** start of THE RECORDS **

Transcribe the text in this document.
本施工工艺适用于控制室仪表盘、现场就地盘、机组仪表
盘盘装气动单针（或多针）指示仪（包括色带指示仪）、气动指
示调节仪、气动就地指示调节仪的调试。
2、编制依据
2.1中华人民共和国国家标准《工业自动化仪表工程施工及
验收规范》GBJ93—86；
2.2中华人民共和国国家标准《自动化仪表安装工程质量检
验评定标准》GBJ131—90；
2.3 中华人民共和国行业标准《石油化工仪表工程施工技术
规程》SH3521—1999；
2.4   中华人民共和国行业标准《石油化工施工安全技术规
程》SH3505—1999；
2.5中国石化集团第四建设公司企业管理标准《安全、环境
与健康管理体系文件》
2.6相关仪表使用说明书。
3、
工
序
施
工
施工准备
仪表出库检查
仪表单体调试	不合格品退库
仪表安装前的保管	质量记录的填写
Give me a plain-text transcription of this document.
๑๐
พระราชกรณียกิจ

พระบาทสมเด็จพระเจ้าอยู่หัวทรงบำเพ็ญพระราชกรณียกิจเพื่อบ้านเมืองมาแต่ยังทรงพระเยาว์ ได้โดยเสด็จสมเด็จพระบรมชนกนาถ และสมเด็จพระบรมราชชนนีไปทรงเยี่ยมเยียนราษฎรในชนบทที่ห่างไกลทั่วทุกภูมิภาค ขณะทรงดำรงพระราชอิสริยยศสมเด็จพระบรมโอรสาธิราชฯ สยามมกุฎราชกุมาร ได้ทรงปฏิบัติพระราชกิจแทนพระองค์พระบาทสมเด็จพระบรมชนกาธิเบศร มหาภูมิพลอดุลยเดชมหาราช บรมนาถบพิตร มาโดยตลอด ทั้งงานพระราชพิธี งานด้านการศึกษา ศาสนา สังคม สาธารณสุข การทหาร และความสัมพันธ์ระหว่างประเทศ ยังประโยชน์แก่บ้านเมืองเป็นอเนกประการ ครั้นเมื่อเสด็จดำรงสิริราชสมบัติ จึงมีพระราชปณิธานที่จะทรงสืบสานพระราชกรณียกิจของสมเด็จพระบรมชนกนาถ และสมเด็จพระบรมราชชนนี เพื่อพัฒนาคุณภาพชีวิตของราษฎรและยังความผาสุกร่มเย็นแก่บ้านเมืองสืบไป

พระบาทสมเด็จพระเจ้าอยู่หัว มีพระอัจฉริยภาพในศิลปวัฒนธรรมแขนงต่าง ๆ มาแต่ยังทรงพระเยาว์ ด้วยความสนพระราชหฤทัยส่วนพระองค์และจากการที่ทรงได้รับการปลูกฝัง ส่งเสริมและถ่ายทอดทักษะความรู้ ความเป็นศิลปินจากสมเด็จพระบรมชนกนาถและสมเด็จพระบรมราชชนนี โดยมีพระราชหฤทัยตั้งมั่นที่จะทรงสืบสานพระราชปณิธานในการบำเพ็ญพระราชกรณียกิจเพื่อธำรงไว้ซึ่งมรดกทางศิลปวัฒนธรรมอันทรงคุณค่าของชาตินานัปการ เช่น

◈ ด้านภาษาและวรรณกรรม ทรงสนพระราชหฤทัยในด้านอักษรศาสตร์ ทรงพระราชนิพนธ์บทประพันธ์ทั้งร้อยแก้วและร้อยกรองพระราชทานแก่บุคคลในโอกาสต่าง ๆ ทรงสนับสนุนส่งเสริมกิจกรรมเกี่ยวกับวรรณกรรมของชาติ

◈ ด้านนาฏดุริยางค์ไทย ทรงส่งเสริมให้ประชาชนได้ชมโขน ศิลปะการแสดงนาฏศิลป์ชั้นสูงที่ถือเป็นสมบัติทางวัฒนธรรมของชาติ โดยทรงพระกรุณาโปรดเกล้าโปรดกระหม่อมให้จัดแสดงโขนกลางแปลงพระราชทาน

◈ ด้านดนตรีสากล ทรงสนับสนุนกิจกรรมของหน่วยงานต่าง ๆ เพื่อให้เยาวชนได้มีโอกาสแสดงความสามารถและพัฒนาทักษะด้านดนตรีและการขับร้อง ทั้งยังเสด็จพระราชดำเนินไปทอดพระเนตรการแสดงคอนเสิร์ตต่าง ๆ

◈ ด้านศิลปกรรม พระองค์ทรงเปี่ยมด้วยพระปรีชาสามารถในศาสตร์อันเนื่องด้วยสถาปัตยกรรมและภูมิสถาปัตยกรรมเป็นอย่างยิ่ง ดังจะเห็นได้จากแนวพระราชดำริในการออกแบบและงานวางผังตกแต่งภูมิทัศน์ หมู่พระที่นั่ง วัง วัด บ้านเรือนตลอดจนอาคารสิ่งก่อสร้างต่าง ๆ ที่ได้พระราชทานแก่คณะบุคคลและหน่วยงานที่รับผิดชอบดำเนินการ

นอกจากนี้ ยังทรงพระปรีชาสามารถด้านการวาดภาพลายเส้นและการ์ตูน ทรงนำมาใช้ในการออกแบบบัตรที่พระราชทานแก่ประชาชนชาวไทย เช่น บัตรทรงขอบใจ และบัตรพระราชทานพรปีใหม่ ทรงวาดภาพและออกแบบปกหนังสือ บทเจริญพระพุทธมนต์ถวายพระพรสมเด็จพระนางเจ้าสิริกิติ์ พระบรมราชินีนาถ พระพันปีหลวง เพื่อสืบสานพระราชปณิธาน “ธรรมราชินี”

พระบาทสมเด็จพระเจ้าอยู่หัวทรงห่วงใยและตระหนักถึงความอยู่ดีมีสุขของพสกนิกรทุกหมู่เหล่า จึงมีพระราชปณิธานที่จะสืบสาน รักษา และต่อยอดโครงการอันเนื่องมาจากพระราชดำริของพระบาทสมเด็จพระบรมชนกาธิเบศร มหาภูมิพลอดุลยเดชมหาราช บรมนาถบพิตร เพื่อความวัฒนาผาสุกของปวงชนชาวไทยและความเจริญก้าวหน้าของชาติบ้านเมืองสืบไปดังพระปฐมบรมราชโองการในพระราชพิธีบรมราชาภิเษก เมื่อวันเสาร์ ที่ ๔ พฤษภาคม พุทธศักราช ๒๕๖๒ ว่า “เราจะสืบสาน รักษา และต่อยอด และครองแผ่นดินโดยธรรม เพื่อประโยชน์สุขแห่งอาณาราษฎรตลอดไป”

** end of THE RECORDS **

EXERCISE BRIEF —
Copy each line of the data above that holds "จะทรงส".

RESPONSE —
พระบาทสมเด็จพระเจ้าอยู่หัวทรงบำเพ็ญพระราชกรณียกิจเพื่อบ้านเมืองมาแต่ยังทรงพระเยาว์ ได้โดยเสด็จสมเด็จพระบรมชนกนาถ และสมเด็จพระบรมราชชนนีไปทรงเยี่ยมเยียนราษฎรในชนบทที่ห่างไกลทั่วทุกภูมิภาค ขณะทรงดำรงพระราชอิสริยยศสมเด็จพระบรมโอรสาธิราชฯ สยามมกุฎราชกุมาร ได้ทรงปฏิบัติพระราชกิจแทนพระองค์พระบาทสมเด็จพระบรมชนกาธิเบศร มหาภูมิพลอดุลยเดชมหาราช บรมนาถบพิตร มาโดยตลอด ทั้งงานพระราชพิธี งานด้านการศึกษา ศาสนา สังคม สาธารณสุข การทหาร และความสัมพันธ์ระหว่างประเทศ ยังประโยชน์แก่บ้านเมืองเป็นอเนกประการ ครั้นเมื่อเสด็จดำรงสิริราชสมบัติ จึงมีพระราชปณิธานที่จะทรงสืบสานพระราชกรณียกิจของสมเด็จพระบรมชนกนาถ และสมเด็จพระบรมราชชนนี เพื่อพัฒนาคุณภาพชีวิตของราษฎรและยังความผาสุกร่มเย็นแก่บ้านเมืองสืบไป
พระบาทสมเด็จพระเจ้าอยู่หัว มีพระอัจฉริยภาพในศิลปวัฒนธรรมแขนงต่าง ๆ มาแต่ยังทรงพระเยาว์ ด้วยความสนพระราชหฤทัยส่วนพระองค์และจากการที่ทรงได้รับการปลูกฝัง ส่งเสริมและถ่ายทอดทักษะความรู้ ความเป็นศิลปินจากสมเด็จพระบรมชนกนาถและสมเด็จพระบรมราชชนนี โดยมีพระราชหฤทัยตั้งมั่นที่จะทรงสืบสานพระราชปณิธานในการบำเพ็ญพระราชกรณียกิจเพื่อธำรงไว้ซึ่งมรดกทางศิลปวัฒนธรรมอันทรงคุณค่าของชาตินานัปการ เช่น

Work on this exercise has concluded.